CHALLENGE: All of the entries need to be written out again, exactly as they are.
══ DATA TO PROCESS ══
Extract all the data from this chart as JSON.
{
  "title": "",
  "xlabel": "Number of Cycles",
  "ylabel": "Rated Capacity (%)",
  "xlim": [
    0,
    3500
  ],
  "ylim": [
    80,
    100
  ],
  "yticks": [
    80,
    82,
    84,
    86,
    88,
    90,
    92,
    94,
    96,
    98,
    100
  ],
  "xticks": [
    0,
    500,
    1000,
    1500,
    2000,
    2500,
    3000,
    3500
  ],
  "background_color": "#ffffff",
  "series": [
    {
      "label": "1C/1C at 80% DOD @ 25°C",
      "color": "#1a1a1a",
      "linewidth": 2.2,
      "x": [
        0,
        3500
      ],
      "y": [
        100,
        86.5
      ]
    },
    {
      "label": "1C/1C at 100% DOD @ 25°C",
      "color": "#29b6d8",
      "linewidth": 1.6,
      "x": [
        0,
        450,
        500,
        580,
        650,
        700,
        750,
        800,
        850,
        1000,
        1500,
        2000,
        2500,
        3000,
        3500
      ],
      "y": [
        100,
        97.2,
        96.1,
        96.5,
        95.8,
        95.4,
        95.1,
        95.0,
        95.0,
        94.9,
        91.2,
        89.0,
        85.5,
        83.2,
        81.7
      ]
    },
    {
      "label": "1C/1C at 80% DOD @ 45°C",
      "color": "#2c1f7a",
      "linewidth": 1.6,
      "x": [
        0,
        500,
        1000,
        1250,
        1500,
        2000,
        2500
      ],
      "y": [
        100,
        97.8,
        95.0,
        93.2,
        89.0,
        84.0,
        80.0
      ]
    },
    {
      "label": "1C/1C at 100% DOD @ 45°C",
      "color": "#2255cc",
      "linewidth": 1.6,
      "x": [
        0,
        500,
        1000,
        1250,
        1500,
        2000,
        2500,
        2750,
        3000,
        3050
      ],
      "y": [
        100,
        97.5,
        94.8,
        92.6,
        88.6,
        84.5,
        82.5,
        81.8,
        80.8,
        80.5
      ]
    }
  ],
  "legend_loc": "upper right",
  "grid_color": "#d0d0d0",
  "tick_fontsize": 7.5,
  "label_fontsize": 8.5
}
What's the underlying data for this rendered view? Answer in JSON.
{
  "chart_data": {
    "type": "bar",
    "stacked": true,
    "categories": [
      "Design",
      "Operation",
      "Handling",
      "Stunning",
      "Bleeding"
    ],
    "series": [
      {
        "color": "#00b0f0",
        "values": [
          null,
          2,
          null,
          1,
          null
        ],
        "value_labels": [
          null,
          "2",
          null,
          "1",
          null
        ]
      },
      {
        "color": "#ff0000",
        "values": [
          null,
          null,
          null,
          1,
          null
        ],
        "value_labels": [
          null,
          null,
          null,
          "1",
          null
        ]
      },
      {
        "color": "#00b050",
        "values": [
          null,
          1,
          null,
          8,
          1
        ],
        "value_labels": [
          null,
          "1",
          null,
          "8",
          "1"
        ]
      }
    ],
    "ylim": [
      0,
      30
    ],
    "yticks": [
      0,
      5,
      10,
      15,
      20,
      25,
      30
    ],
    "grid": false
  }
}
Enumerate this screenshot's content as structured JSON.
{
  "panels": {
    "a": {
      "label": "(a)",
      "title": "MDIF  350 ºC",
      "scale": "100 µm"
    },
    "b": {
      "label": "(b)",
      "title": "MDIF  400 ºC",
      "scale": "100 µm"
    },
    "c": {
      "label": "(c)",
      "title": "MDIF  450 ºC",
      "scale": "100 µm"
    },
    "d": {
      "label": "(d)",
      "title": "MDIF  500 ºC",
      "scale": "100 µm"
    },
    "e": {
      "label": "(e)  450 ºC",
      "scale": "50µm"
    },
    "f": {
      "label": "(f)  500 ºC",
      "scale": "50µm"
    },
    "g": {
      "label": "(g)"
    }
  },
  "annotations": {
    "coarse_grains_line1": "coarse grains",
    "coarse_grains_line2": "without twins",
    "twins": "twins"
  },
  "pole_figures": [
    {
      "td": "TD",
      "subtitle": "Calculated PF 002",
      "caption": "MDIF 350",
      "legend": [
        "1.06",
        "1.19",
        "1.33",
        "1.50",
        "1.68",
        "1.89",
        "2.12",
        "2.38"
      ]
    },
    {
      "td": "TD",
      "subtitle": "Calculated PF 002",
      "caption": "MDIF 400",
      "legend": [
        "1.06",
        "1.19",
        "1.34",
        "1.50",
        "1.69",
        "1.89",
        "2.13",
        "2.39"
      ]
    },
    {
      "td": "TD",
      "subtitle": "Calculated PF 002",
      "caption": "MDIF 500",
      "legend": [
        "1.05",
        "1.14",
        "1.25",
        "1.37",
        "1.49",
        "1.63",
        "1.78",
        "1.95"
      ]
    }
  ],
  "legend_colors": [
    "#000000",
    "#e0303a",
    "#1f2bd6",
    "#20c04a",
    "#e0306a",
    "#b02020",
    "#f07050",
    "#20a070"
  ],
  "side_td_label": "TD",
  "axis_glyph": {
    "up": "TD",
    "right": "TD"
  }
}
═══
FINISHED TASK:
Extract all the data from this chart as JSON.
{
  "title": "",
  "xlabel": "Number of Cycles",
  "ylabel": "Rated Capacity (%)",
  "xlim": [
    0,
    3500
  ],
  "ylim": [
    80,
    100
  ],
  "yticks": [
    80,
    82,
    84,
    86,
    88,
    90,
    92,
    94,
    96,
    98,
    100
  ],
  "xticks": [
    0,
    500,
    1000,
    1500,
    2000,
    2500,
    3000,
    3500
  ],
  "background_color": "#ffffff",
  "series": [
    {
      "label": "1C/1C at 80% DOD @ 25°C",
      "color": "#1a1a1a",
      "linewidth": 2.2,
      "x": [
        0,
        3500
      ],
      "y": [
        100,
        86.5
      ]
    },
    {
      "label": "1C/1C at 100% DOD @ 25°C",
      "color": "#29b6d8",
      "linewidth": 1.6,
      "x": [
        0,
        450,
        500,
        580,
        650,
        700,
        750,
        800,
        850,
        1000,
        1500,
        2000,
        2500,
        3000,
        3500
      ],
      "y": [
        100,
        97.2,
        96.1,
        96.5,
        95.8,
        95.4,
        95.1,
        95.0,
        95.0,
        94.9,
        91.2,
        89.0,
        85.5,
        83.2,
        81.7
      ]
    },
    {
      "label": "1C/1C at 80% DOD @ 45°C",
      "color": "#2c1f7a",
      "linewidth": 1.6,
      "x": [
        0,
        500,
        1000,
        1250,
        1500,
        2000,
        2500
      ],
      "y": [
        100,
        97.8,
        95.0,
        93.2,
        89.0,
        84.0,
        80.0
      ]
    },
    {
      "label": "1C/1C at 100% DOD @ 45°C",
      "color": "#2255cc",
      "linewidth": 1.6,
      "x": [
        0,
        500,
        1000,
        1250,
        1500,
        2000,
        2500,
        2750,
        3000,
        3050
      ],
      "y": [
        100,
        97.5,
        94.8,
        92.6,
        88.6,
        84.5,
        82.5,
        81.8,
        80.8,
        80.5
      ]
    }
  ],
  "legend_loc": "upper right",
  "grid_color": "#d0d0d0",
  "tick_fontsize": 7.5,
  "label_fontsize": 8.5
}
What's the underlying data for this rendered view? Answer in JSON.
{
  "chart_data": {
    "type": "bar",
    "stacked": true,
    "categories": [
      "Design",
      "Operation",
      "Handling",
      "Stunning",
      "Bleeding"
    ],
    "series": [
      {
        "color": "#00b0f0",
        "values": [
          null,
          2,
          null,
          1,
          null
        ],
        "value_labels": [
          null,
          "2",
          null,
          "1",
          null
        ]
      },
      {
        "color": "#ff0000",
        "values": [
          null,
          null,
          null,
          1,
          null
        ],
        "value_labels": [
          null,
          null,
          null,
          "1",
          null
        ]
      },
      {
        "color": "#00b050",
        "values": [
          null,
          1,
          null,
          8,
          1
        ],
        "value_labels": [
          null,
          "1",
          null,
          "8",
          "1"
        ]
      }
    ],
    "ylim": [
      0,
      30
    ],
    "yticks": [
      0,
      5,
      10,
      15,
      20,
      25,
      30
    ],
    "grid": false
  }
}
Enumerate this screenshot's content as structured JSON.
{
  "panels": {
    "a": {
      "label": "(a)",
      "title": "MDIF  350 ºC",
      "scale": "100 µm"
    },
    "b": {
      "label": "(b)",
      "title": "MDIF  400 ºC",
      "scale": "100 µm"
    },
    "c": {
      "label": "(c)",
      "title": "MDIF  450 ºC",
      "scale": "100 µm"
    },
    "d": {
      "label": "(d)",
      "title": "MDIF  500 ºC",
      "scale": "100 µm"
    },
    "e": {
      "label": "(e)  450 ºC",
      "scale": "50µm"
    },
    "f": {
      "label": "(f)  500 ºC",
      "scale": "50µm"
    },
    "g": {
      "label": "(g)"
    }
  },
  "annotations": {
    "coarse_grains_line1": "coarse grains",
    "coarse_grains_line2": "without twins",
    "twins": "twins"
  },
  "pole_figures": [
    {
      "td": "TD",
      "subtitle": "Calculated PF 002",
      "caption": "MDIF 350",
      "legend": [
        "1.06",
        "1.19",
        "1.33",
        "1.50",
        "1.68",
        "1.89",
        "2.12",
        "2.38"
      ]
    },
    {
      "td": "TD",
      "subtitle": "Calculated PF 002",
      "caption": "MDIF 400",
      "legend": [
        "1.06",
        "1.19",
        "1.34",
        "1.50",
        "1.69",
        "1.89",
        "2.13",
        "2.39"
      ]
    },
    {
      "td": "TD",
      "subtitle": "Calculated PF 002",
      "caption": "MDIF 500",
      "legend": [
        "1.05",
        "1.14",
        "1.25",
        "1.37",
        "1.49",
        "1.63",
        "1.78",
        "1.95"
      ]
    }
  ],
  "legend_colors": [
    "#000000",
    "#e0303a",
    "#1f2bd6",
    "#20c04a",
    "#e0306a",
    "#b02020",
    "#f07050",
    "#20a070"
  ],
  "side_td_label": "TD",
  "axis_glyph": {
    "up": "TD",
    "right": "TD"
  }
}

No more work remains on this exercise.